## Exercise:
Find the word "Exam" in the records below. List each line containing it.

•••••

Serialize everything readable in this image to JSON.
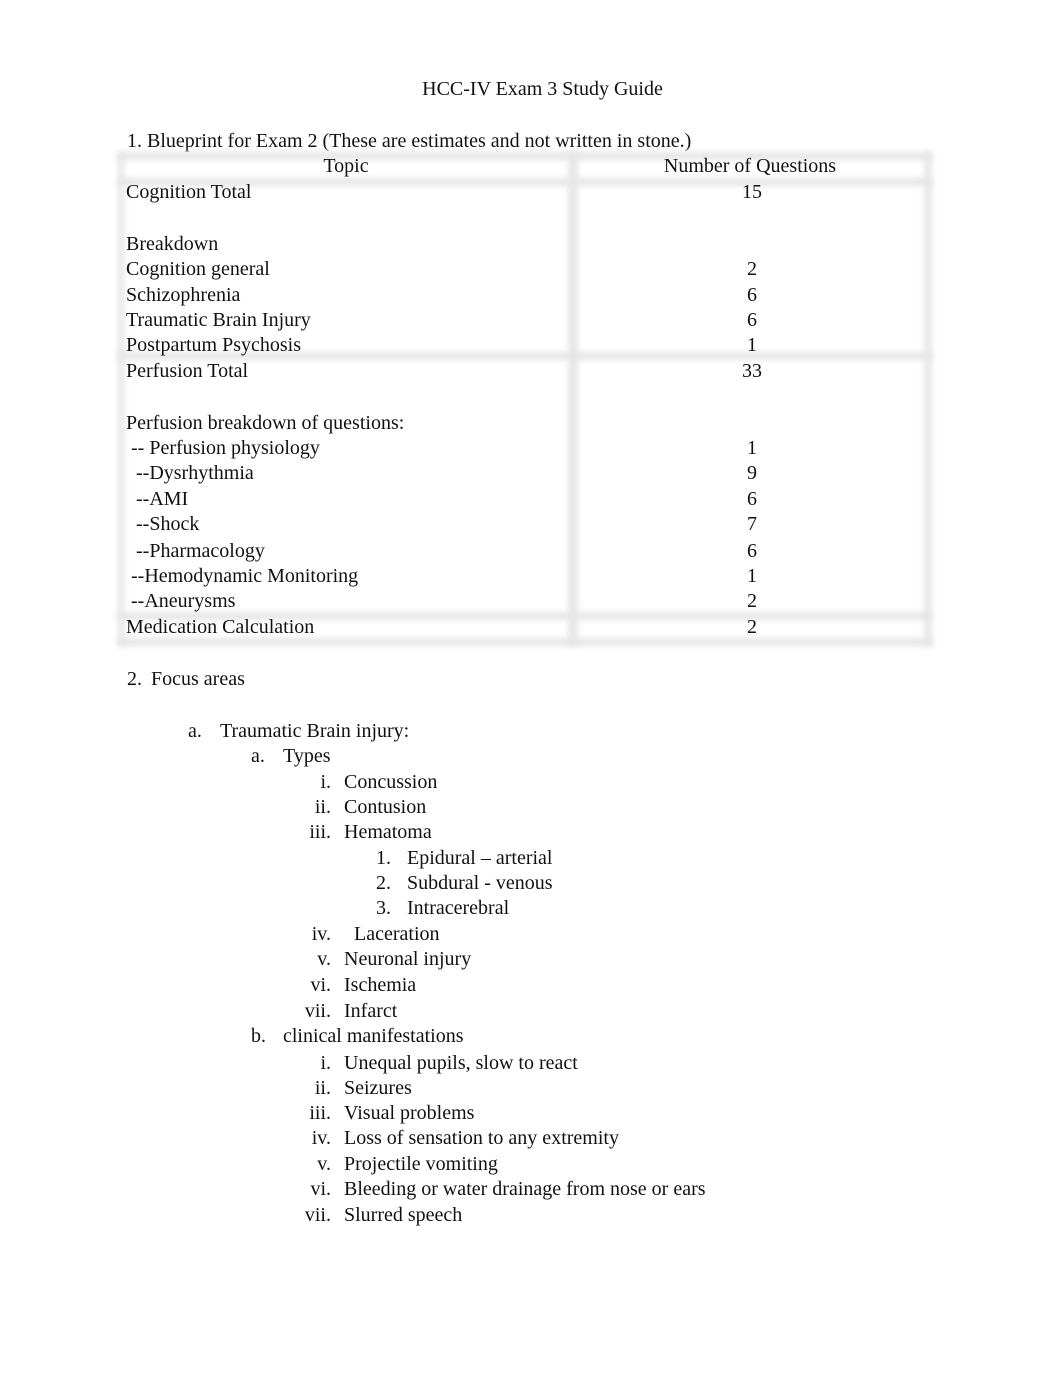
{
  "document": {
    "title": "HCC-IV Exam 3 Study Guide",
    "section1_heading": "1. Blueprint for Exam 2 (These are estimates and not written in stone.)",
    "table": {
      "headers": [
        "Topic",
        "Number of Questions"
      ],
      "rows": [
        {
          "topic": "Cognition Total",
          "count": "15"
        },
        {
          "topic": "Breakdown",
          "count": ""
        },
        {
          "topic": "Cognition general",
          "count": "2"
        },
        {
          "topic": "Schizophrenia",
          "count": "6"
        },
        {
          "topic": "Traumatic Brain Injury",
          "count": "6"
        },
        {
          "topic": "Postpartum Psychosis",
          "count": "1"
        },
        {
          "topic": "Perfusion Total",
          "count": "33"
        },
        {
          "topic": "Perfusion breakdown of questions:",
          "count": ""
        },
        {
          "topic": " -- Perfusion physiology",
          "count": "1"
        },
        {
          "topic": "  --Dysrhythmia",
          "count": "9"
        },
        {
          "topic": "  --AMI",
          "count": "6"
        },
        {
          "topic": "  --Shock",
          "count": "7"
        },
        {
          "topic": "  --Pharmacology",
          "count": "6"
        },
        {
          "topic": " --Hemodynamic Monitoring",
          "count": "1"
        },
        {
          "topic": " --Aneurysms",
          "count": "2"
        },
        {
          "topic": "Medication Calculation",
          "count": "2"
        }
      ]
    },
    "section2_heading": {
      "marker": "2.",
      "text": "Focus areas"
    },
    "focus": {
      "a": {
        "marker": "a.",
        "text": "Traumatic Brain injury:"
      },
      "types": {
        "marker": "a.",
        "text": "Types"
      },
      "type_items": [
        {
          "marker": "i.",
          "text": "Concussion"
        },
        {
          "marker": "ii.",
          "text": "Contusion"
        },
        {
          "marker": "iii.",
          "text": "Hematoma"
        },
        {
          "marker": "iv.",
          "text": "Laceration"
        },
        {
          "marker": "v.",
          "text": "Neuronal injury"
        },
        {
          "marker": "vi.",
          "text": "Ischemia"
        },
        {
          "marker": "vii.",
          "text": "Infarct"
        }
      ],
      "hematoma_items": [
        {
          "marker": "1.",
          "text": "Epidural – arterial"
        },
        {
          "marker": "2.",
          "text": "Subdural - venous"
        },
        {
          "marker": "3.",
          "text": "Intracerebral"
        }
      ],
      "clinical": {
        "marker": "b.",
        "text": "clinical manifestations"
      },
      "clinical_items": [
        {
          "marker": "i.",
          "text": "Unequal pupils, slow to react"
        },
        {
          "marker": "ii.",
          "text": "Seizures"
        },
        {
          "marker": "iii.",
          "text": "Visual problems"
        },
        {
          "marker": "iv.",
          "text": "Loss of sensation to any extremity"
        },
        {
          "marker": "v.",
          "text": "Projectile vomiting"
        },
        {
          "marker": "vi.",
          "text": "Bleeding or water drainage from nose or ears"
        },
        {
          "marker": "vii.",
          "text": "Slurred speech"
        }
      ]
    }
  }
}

•••••

## Solution to this problem:
    "title": "HCC-IV Exam 3 Study Guide",
    "section1_heading": "1. Blueprint for Exam 2 (These are estimates and not written in stone.)",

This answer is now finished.